KURZE AUFGABE
Entnimm den Einträgen die Zeilen vom Anfang bis einschließlich der Zeile, die "The rear end 126b is at (403, 317)." enthält, und gib sie unverändert wieder.

(Datensätze aus einer Datenquelle)
★ ★ ★

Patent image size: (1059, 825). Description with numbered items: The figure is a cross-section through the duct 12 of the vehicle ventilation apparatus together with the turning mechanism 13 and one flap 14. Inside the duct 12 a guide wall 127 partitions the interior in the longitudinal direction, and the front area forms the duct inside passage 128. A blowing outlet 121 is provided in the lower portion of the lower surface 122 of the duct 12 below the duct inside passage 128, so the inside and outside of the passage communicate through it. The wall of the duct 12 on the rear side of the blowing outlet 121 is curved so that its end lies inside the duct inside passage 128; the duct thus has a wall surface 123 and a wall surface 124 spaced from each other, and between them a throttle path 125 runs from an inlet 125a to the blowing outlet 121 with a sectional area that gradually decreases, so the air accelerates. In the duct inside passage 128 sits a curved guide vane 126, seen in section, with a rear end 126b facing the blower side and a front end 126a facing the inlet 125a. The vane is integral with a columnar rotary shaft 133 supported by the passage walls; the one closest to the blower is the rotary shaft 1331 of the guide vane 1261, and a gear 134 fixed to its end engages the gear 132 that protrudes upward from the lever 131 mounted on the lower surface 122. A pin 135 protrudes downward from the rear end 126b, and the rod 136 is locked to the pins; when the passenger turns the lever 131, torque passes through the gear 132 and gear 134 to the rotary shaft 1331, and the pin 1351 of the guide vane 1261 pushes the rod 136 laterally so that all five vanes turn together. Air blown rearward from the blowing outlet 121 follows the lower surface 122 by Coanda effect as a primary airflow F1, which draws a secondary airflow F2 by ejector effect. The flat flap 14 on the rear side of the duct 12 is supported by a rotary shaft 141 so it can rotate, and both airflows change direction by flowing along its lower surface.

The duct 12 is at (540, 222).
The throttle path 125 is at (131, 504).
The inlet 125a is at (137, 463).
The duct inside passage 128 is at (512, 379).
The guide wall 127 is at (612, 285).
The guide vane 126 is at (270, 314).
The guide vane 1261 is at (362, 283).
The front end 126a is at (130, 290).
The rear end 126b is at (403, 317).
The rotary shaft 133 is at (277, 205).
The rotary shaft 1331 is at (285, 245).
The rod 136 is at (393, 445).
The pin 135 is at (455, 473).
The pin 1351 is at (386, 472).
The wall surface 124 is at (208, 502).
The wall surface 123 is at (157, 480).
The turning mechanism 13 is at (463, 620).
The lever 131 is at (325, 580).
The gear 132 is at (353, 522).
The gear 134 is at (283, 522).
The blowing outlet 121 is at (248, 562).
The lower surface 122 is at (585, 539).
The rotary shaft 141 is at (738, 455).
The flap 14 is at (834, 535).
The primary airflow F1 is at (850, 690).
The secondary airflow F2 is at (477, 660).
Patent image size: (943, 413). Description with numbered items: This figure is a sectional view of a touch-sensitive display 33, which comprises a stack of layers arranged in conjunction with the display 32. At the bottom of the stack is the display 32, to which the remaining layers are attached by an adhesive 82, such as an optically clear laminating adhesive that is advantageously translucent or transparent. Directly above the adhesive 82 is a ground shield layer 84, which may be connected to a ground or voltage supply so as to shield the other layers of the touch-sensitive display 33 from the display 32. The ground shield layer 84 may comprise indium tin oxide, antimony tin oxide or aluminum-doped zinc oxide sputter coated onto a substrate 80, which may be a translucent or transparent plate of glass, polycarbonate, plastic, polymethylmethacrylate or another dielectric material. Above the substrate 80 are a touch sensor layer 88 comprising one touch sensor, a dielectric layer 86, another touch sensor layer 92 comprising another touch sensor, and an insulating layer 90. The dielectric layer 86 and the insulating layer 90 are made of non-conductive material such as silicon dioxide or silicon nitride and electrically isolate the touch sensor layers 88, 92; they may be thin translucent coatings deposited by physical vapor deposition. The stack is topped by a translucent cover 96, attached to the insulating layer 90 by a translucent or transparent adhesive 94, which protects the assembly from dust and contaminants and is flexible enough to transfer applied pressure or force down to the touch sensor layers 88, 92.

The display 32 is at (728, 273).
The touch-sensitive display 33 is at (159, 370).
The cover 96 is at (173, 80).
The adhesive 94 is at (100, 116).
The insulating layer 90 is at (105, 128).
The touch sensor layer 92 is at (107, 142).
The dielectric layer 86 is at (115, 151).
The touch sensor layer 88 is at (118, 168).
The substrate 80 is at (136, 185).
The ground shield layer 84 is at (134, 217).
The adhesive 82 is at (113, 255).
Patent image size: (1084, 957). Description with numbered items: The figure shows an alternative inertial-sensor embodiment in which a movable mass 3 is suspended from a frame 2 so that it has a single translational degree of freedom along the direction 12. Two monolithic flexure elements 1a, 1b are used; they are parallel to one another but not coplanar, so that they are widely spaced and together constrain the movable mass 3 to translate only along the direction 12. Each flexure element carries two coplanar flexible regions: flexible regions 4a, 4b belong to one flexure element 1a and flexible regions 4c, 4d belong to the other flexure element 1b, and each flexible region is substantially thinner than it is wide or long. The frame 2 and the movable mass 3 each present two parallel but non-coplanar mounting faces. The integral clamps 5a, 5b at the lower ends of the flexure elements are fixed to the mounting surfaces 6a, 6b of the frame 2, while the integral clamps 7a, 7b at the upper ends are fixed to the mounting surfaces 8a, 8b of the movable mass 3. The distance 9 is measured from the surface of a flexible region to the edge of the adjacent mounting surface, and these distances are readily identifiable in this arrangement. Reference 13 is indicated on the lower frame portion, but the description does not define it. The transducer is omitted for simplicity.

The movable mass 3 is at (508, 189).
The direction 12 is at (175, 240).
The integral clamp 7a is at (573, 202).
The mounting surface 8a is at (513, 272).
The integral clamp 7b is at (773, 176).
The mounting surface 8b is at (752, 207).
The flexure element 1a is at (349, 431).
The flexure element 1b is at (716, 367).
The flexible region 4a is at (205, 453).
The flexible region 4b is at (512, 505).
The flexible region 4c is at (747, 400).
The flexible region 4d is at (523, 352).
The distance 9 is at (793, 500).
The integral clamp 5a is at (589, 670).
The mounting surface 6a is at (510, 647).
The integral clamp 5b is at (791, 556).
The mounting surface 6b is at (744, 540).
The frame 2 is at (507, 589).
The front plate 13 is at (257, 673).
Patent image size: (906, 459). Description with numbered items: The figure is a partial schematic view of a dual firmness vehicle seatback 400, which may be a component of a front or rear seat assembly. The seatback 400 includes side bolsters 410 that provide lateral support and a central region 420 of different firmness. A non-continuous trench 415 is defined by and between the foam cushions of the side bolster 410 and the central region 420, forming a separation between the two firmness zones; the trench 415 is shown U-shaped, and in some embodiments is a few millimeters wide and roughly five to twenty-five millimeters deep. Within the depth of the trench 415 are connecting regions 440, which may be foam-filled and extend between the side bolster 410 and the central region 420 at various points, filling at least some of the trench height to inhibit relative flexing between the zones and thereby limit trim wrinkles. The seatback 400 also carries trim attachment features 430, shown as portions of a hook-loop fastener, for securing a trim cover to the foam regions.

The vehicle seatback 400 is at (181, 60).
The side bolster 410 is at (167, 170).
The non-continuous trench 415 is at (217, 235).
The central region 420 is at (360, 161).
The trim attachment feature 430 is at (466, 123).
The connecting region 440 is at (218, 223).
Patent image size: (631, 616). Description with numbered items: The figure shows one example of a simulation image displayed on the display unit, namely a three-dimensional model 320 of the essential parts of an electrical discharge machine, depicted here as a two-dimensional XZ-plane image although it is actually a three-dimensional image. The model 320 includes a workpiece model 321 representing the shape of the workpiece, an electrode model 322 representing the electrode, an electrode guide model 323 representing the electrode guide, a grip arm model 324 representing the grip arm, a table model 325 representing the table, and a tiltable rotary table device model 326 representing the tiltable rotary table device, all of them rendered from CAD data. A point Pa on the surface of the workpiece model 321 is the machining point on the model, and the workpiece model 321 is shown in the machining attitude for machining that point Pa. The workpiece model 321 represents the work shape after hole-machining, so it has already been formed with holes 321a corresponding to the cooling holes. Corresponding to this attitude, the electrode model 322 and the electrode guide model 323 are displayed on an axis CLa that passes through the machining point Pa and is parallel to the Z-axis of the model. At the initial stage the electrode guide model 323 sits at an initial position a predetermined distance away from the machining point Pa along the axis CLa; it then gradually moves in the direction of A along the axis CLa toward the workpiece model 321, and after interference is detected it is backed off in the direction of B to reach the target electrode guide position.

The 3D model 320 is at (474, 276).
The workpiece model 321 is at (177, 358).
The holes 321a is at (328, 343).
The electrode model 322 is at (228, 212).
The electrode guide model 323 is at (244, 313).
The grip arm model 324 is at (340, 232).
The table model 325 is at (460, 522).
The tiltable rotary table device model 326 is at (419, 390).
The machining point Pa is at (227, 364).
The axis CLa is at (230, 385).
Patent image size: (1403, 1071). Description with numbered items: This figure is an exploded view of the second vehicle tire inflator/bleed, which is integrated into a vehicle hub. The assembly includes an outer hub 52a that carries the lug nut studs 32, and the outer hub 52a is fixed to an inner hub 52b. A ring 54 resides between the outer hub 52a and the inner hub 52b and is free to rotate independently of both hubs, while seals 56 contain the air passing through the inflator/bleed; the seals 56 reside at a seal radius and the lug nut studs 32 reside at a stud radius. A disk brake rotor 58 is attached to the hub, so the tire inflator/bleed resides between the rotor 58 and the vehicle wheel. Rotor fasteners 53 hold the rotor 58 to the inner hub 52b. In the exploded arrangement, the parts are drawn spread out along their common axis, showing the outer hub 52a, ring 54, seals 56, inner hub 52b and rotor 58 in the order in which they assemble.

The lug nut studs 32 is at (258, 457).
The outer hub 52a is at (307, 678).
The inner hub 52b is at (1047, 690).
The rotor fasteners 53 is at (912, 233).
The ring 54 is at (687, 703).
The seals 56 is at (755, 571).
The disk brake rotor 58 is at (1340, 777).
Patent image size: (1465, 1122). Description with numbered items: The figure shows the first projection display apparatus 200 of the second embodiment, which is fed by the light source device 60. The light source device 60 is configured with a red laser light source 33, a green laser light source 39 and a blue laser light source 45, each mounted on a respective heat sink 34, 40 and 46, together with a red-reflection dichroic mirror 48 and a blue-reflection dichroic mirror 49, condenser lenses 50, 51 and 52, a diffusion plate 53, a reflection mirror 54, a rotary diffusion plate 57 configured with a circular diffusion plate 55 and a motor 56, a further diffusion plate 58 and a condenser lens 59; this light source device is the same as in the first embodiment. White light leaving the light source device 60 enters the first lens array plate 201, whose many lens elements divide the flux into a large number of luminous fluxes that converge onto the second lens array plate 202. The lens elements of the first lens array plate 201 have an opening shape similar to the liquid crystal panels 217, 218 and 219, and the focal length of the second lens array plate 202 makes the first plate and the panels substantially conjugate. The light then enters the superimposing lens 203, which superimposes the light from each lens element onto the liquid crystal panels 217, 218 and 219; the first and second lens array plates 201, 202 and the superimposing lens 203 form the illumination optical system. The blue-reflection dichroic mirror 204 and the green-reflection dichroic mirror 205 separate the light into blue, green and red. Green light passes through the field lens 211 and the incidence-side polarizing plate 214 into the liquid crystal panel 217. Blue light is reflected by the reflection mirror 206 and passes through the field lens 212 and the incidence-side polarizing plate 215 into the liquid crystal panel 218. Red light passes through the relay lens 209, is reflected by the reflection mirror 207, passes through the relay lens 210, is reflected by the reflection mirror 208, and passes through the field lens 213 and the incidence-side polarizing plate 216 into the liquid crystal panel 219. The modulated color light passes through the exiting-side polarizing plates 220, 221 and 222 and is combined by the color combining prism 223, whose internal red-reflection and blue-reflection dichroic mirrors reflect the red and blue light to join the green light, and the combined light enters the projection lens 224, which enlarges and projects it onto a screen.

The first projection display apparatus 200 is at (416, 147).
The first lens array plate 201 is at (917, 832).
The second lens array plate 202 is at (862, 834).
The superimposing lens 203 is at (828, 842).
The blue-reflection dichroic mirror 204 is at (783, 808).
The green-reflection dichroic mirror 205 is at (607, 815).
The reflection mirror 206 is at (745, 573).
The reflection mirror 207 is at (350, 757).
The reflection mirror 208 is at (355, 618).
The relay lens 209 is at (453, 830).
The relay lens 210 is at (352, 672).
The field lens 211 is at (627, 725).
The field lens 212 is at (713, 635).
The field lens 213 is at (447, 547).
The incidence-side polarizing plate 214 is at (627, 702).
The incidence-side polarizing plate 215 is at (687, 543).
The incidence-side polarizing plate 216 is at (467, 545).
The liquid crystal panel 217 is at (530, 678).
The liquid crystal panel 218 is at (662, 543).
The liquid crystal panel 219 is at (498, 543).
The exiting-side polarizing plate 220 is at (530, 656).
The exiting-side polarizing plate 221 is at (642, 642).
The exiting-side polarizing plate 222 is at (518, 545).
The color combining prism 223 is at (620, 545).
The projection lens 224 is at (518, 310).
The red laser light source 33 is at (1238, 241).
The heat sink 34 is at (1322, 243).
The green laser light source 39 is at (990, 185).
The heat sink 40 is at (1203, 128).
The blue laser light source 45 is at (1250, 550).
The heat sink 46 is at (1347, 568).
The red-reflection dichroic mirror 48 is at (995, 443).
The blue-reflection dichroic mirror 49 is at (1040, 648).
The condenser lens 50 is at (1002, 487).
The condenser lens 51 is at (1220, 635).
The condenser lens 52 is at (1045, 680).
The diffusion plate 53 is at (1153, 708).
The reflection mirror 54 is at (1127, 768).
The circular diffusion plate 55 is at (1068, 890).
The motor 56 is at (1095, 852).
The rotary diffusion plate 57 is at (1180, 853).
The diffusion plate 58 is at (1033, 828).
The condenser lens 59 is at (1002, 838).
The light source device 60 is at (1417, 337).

★ ★ ★

ANTWORT
Patent image size: (1059, 825). Description with numbered items: The figure is a cross-section through the duct 12 of the vehicle ventilation apparatus together with the turning mechanism 13 and one flap 14. Inside the duct 12 a guide wall 127 partitions the interior in the longitudinal direction, and the front area forms the duct inside passage 128. A blowing outlet 121 is provided in the lower portion of the lower surface 122 of the duct 12 below the duct inside passage 128, so the inside and outside of the passage communicate through it. The wall of the duct 12 on the rear side of the blowing outlet 121 is curved so that its end lies inside the duct inside passage 128; the duct thus has a wall surface 123 and a wall surface 124 spaced from each other, and between them a throttle path 125 runs from an inlet 125a to the blowing outlet 121 with a sectional area that gradually decreases, so the air accelerates. In the duct inside passage 128 sits a curved guide vane 126, seen in section, with a rear end 126b facing the blower side and a front end 126a facing the inlet 125a. The vane is integral with a columnar rotary shaft 133 supported by the passage walls; the one closest to the blower is the rotary shaft 1331 of the guide vane 1261, and a gear 134 fixed to its end engages the gear 132 that protrudes upward from the lever 131 mounted on the lower surface 122. A pin 135 protrudes downward from the rear end 126b, and the rod 136 is locked to the pins; when the passenger turns the lever 131, torque passes through the gear 132 and gear 134 to the rotary shaft 1331, and the pin 1351 of the guide vane 1261 pushes the rod 136 laterally so that all five vanes turn together. Air blown rearward from the blowing outlet 121 follows the lower surface 122 by Coanda effect as a primary airflow F1, which draws a secondary airflow F2 by ejector effect. The flat flap 14 on the rear side of the duct 12 is supported by a rotary shaft 141 so it can rotate, and both airflows change direction by flowing along its lower surface.

The duct 12 is at (540, 222).
The throttle path 125 is at (131, 504).
The inlet 125a is at (137, 463).
The duct inside passage 128 is at (512, 379).
The guide wall 127 is at (612, 285).
The guide vane 126 is at (270, 314).
The guide vane 1261 is at (362, 283).
The front end 126a is at (130, 290).
The rear end 126b is at (403, 317).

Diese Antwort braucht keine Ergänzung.